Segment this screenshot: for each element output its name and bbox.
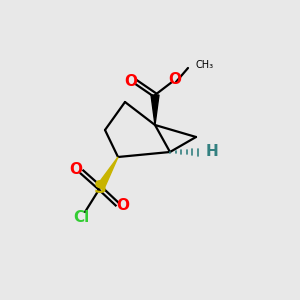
Text: Cl: Cl: [73, 209, 89, 224]
Text: O: O: [70, 163, 83, 178]
Text: H: H: [206, 143, 219, 158]
Text: S: S: [94, 179, 106, 197]
Text: O: O: [169, 73, 182, 88]
Text: O: O: [116, 199, 130, 214]
Text: CH₃: CH₃: [196, 60, 214, 70]
Text: O: O: [124, 74, 137, 88]
Polygon shape: [97, 157, 118, 190]
Polygon shape: [151, 95, 159, 125]
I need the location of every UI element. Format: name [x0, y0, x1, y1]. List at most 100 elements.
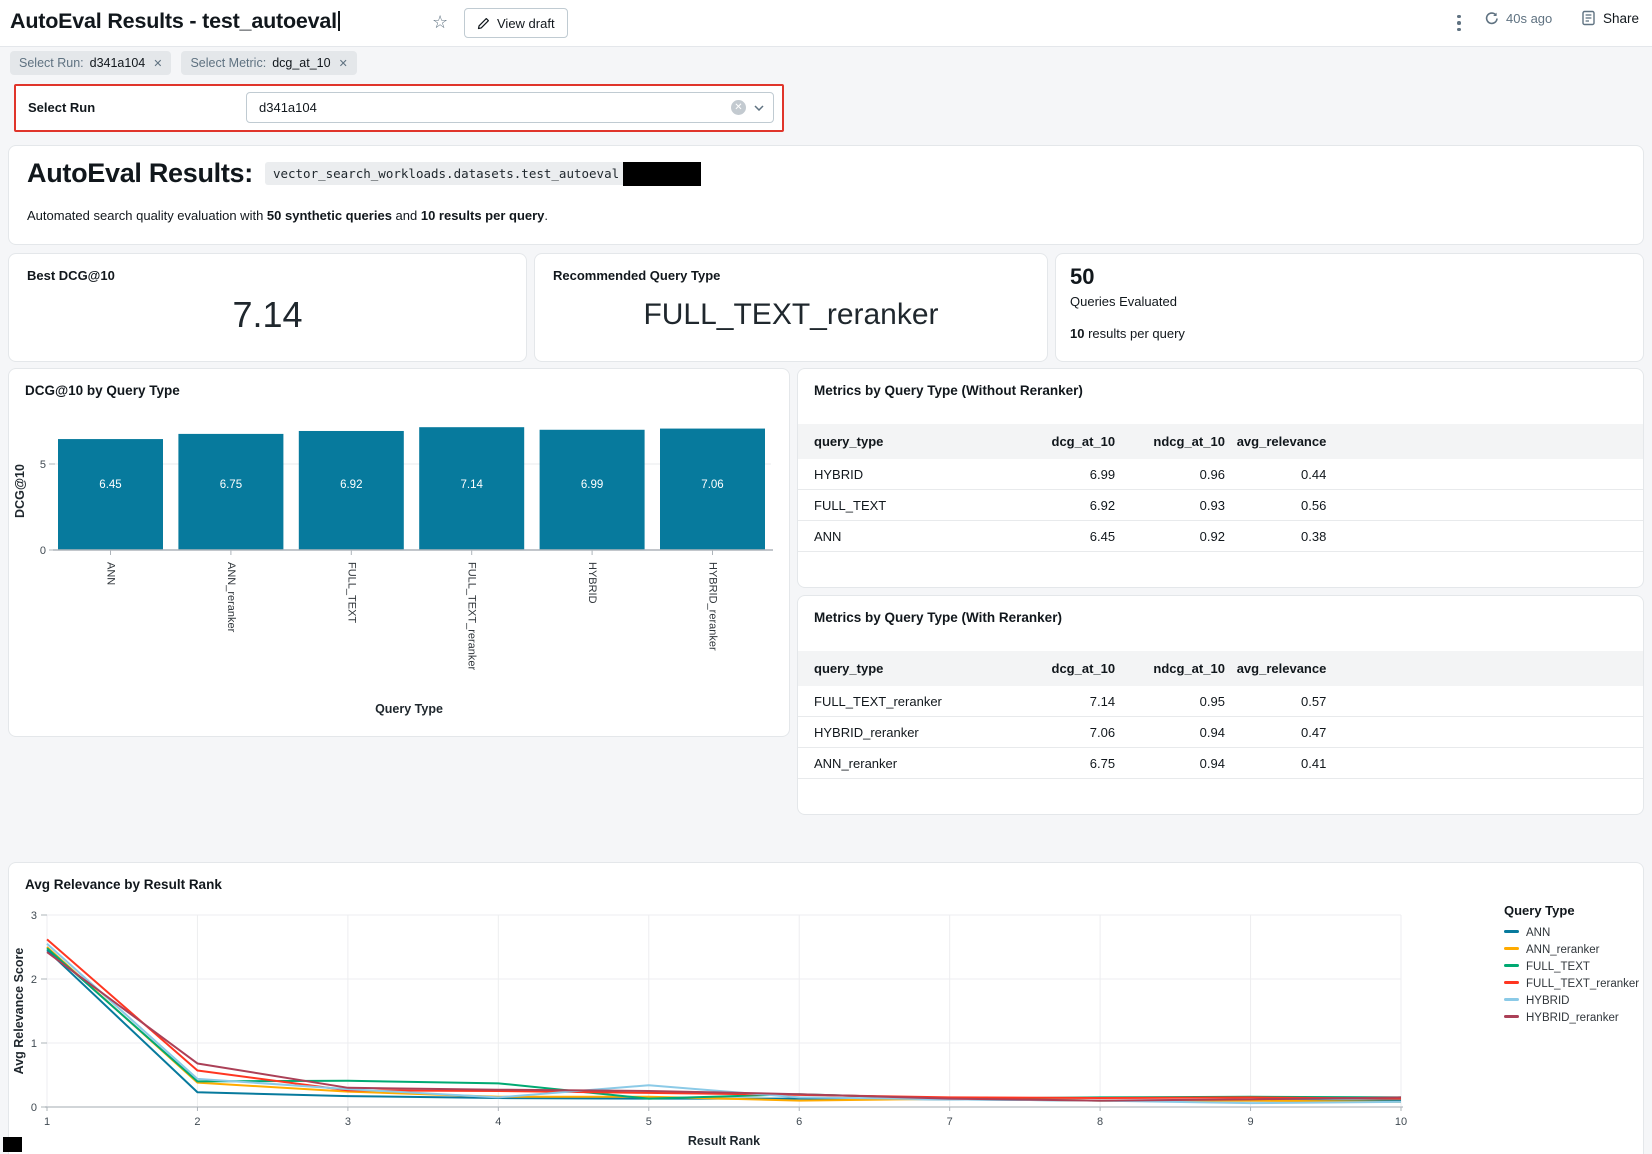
chip-label: Select Metric:	[190, 56, 266, 70]
x-tick-label: 5	[646, 1116, 652, 1128]
y-tick-label: 1	[31, 1038, 37, 1050]
column-header[interactable]: query_type	[798, 651, 1009, 686]
line-chart[interactable]: 012312345678910Result RankAvg Relevance …	[9, 899, 1645, 1154]
bar-category-label: HYBRID_reranker	[707, 562, 719, 651]
legend-label: ANN	[1526, 927, 1550, 939]
y-tick-label: 0	[40, 545, 46, 557]
view-draft-button[interactable]: View draft	[464, 8, 568, 38]
column-header[interactable]: dcg_at_10	[1009, 651, 1119, 686]
bar-value-label: 6.75	[220, 479, 242, 491]
line-series-ANN_reranker[interactable]	[47, 947, 1401, 1102]
column-header[interactable]: ndcg_at_10	[1119, 651, 1229, 686]
redaction-box-bottom	[3, 1137, 22, 1152]
table-cell: ANN	[798, 521, 1009, 552]
chip-close-icon[interactable]: ✕	[153, 57, 162, 70]
queries-count-label: Queries Evaluated	[1070, 294, 1177, 309]
column-header[interactable]: avg_relevance	[1229, 424, 1330, 459]
x-tick-label: 9	[1247, 1116, 1253, 1128]
stat-value: FULL_TEXT_reranker	[535, 298, 1047, 332]
share-button[interactable]: Share	[1581, 10, 1639, 26]
line-series-HYBRID[interactable]	[47, 944, 1401, 1103]
table-row: ANN_reranker6.750.940.41	[798, 748, 1643, 779]
chip-close-icon[interactable]: ✕	[339, 57, 348, 70]
line-chart-title: Avg Relevance by Result Rank	[25, 877, 222, 892]
x-tick-label: 1	[44, 1116, 50, 1128]
legend-item-HYBRID_reranker[interactable]: HYBRID_reranker	[1504, 1010, 1639, 1027]
chart-legend: Query Type ANNANN_rerankerFULL_TEXTFULL_…	[1504, 903, 1639, 1027]
table-cell: 7.06	[1009, 717, 1119, 748]
x-tick-label: 6	[796, 1116, 802, 1128]
legend-item-FULL_TEXT[interactable]: FULL_TEXT	[1504, 959, 1639, 976]
stat-label: Recommended Query Type	[553, 268, 720, 283]
queries-count: 50	[1070, 264, 1094, 290]
table-cell: 0.95	[1119, 686, 1229, 717]
legend-label: ANN_reranker	[1526, 944, 1600, 956]
table-title: Metrics by Query Type (With Reranker)	[814, 610, 1062, 625]
legend-swatch	[1504, 930, 1519, 933]
legend-item-ANN[interactable]: ANN	[1504, 925, 1639, 942]
table-cell: 0.93	[1119, 490, 1229, 521]
stat-card-queries: 50 Queries Evaluated 10 results per quer…	[1055, 253, 1644, 362]
line-series-FULL_TEXT_reranker[interactable]	[47, 939, 1401, 1098]
legend-item-HYBRID[interactable]: HYBRID	[1504, 993, 1639, 1010]
bar-value-label: 6.92	[340, 479, 362, 491]
bar-chart-card: DCG@10 by Query Type 6.45ANN6.75ANN_rera…	[8, 368, 790, 737]
y-tick-label: 0	[31, 1102, 37, 1114]
clear-selection-icon[interactable]: ✕	[731, 100, 746, 115]
table-cell: 0.94	[1119, 748, 1229, 779]
metrics-table-card-with-reranker: Metrics by Query Type (With Reranker) qu…	[797, 595, 1644, 815]
metrics-table: query_typedcg_at_10ndcg_at_10avg_relevan…	[798, 424, 1643, 552]
legend-item-ANN_reranker[interactable]: ANN_reranker	[1504, 942, 1639, 959]
x-tick-label: 4	[495, 1116, 501, 1128]
share-label: Share	[1603, 11, 1639, 26]
select-run-value: d341a104	[247, 100, 731, 115]
results-per-query: 10 results per query	[1070, 326, 1185, 341]
table-cell: 0.38	[1229, 521, 1330, 552]
table-cell: 0.92	[1119, 521, 1229, 552]
share-icon	[1581, 10, 1596, 26]
table-cell: 0.57	[1229, 686, 1330, 717]
chip-select-run[interactable]: Select Run: d341a104 ✕	[10, 51, 171, 75]
line-y-axis-label: Avg Relevance Score	[12, 948, 26, 1075]
legend-swatch	[1504, 981, 1519, 984]
column-header[interactable]: query_type	[798, 424, 1009, 459]
table-row: FULL_TEXT_reranker7.140.950.57	[798, 686, 1643, 717]
table-cell: 0.41	[1229, 748, 1330, 779]
dashboard-page: AutoEval Results - test_autoeval ☆ View …	[0, 0, 1652, 1154]
bar-value-label: 7.14	[461, 479, 484, 491]
column-header[interactable]: avg_relevance	[1229, 651, 1330, 686]
y-tick-label: 2	[31, 974, 37, 986]
kebab-menu-icon[interactable]	[1452, 11, 1466, 35]
table-row: ANN6.450.920.38	[798, 521, 1643, 552]
legend-item-FULL_TEXT_reranker[interactable]: FULL_TEXT_reranker	[1504, 976, 1639, 993]
page-title: AutoEval Results:	[27, 158, 253, 189]
table-row: HYBRID_reranker7.060.940.47	[798, 717, 1643, 748]
table-cell: HYBRID_reranker	[798, 717, 1009, 748]
bar-ANN[interactable]	[58, 439, 163, 550]
favorite-star-icon[interactable]: ☆	[432, 10, 448, 34]
bar-chart[interactable]: 6.45ANN6.75ANN_reranker6.92FULL_TEXT7.14…	[9, 397, 789, 737]
metrics-table: query_typedcg_at_10ndcg_at_10avg_relevan…	[798, 651, 1643, 779]
legend-swatch	[1504, 947, 1519, 950]
dashboard-title[interactable]: AutoEval Results - test_autoeval	[10, 9, 340, 34]
refresh-control[interactable]: 40s ago	[1484, 11, 1552, 26]
bar-ANN_reranker[interactable]	[178, 434, 283, 550]
legend-label: FULL_TEXT	[1526, 961, 1590, 973]
y-tick-label: 3	[31, 910, 37, 922]
table-cell: ANN_reranker	[798, 748, 1009, 779]
stat-label: Best DCG@10	[27, 268, 115, 283]
table-cell: FULL_TEXT	[798, 490, 1009, 521]
chevron-down-icon[interactable]	[754, 105, 764, 111]
select-run-combobox[interactable]: d341a104 ✕	[246, 92, 774, 123]
table-cell: 6.99	[1009, 459, 1119, 490]
line-series-FULL_TEXT[interactable]	[47, 948, 1401, 1098]
chip-select-metric[interactable]: Select Metric: dcg_at_10 ✕	[181, 51, 356, 75]
table-title: Metrics by Query Type (Without Reranker)	[814, 383, 1083, 398]
table-header-row: query_typedcg_at_10ndcg_at_10avg_relevan…	[798, 651, 1643, 686]
table-row: HYBRID6.990.960.44	[798, 459, 1643, 490]
column-header[interactable]: ndcg_at_10	[1119, 424, 1229, 459]
table-cell: 7.14	[1009, 686, 1119, 717]
chip-label: Select Run:	[19, 56, 84, 70]
table-cell: FULL_TEXT_reranker	[798, 686, 1009, 717]
column-header[interactable]: dcg_at_10	[1009, 424, 1119, 459]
※ ※ ※
- _EXERCISE TASK_:
Transcribe every line above exactly, from the line containing "56, 266, 70]" down to the line containing "1010, 1639, 1027]", with both of those lines included.

- _FINAL ANSWER_:
chip-label: Select Metric:	[190, 56, 266, 70]
x-tick-label: 5	[646, 1116, 652, 1128]
y-tick-label: 1	[31, 1038, 37, 1050]
column-header[interactable]: query_type	[798, 651, 1009, 686]
line-chart[interactable]: 012312345678910Result RankAvg Relevance …	[9, 899, 1645, 1154]
bar-category-label: HYBRID_reranker	[707, 562, 719, 651]
legend-label: ANN	[1526, 927, 1550, 939]
y-tick-label: 0	[40, 545, 46, 557]
view-draft-button[interactable]: View draft	[464, 8, 568, 38]
column-header[interactable]: dcg_at_10	[1009, 651, 1119, 686]
bar-value-label: 6.75	[220, 479, 242, 491]
line-series-ANN_reranker[interactable]	[47, 947, 1401, 1102]
column-header[interactable]: ndcg_at_10	[1119, 651, 1229, 686]
redaction-box-bottom	[3, 1137, 22, 1152]
table-cell: ANN	[798, 521, 1009, 552]
chip-close-icon[interactable]: ✕	[153, 57, 162, 70]
queries-count-label: Queries Evaluated	[1070, 294, 1177, 309]
column-header[interactable]: avg_relevance	[1229, 424, 1330, 459]
x-tick-label: 9	[1247, 1116, 1253, 1128]
stat-value: FULL_TEXT_reranker	[535, 298, 1047, 332]
share-button[interactable]: Share	[1581, 10, 1639, 26]
line-series-HYBRID[interactable]	[47, 944, 1401, 1103]
table-row: ANN_reranker6.750.940.41	[798, 748, 1643, 779]
chip-close-icon[interactable]: ✕	[339, 57, 348, 70]
line-chart-title: Avg Relevance by Result Rank	[25, 877, 222, 892]
x-tick-label: 1	[44, 1116, 50, 1128]
legend-item-HYBRID_reranker[interactable]: HYBRID_reranker	[1504, 1010, 1639, 1027]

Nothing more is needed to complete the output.